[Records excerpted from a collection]
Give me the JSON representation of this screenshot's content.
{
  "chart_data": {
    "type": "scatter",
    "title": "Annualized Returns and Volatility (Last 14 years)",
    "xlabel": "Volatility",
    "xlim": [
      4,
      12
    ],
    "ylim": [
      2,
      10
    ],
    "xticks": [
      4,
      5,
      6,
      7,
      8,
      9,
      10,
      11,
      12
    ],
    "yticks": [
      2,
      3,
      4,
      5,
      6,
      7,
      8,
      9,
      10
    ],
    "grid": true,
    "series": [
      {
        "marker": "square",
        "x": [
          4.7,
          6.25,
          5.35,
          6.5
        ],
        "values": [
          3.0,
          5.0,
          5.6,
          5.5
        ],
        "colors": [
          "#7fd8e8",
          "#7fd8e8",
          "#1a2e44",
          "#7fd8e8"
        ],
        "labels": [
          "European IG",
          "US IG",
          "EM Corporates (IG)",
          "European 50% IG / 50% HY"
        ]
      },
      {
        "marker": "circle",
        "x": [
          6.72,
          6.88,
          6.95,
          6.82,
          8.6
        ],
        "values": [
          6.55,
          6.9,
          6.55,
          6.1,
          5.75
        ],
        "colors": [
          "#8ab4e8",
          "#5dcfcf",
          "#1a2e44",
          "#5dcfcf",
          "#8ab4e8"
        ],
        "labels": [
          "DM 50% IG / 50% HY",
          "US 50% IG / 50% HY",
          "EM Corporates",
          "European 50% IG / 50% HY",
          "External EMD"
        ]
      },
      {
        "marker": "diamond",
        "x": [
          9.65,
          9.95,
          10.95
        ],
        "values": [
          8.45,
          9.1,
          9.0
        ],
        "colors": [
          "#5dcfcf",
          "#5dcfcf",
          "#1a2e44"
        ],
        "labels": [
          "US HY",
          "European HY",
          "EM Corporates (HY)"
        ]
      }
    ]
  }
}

Given exercise:
Copy each line holding the word "Corporates" from the listing above.

Result for this exercise:
          "EM Corporates (IG)",
          "EM Corporates",
          "EM Corporates (HY)"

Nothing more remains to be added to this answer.